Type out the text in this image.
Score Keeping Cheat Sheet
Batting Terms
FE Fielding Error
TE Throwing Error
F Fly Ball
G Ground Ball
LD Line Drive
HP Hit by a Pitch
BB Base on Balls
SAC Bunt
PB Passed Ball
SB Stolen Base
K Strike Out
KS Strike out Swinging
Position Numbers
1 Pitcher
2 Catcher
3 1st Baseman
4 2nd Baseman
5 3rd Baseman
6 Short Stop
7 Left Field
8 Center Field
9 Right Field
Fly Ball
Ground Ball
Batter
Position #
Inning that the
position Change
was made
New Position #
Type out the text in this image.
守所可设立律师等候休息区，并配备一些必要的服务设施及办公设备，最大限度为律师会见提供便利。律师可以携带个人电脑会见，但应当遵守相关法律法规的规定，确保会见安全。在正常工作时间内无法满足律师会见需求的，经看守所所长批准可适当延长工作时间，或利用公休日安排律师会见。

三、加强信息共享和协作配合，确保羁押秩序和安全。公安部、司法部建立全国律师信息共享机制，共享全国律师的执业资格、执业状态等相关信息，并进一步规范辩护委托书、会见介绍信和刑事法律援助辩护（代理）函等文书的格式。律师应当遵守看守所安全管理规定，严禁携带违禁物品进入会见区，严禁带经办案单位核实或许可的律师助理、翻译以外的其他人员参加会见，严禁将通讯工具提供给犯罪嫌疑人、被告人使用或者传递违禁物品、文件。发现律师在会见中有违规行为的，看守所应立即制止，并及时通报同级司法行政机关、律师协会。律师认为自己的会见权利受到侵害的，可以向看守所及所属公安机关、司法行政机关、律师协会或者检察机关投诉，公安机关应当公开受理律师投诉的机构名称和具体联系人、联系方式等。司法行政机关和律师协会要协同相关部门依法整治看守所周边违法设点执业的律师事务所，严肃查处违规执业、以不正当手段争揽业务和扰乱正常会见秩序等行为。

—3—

PROBLEM: Count the lines in the records above that contain the word "Error", and give only the number.

FINAL RESULT: 2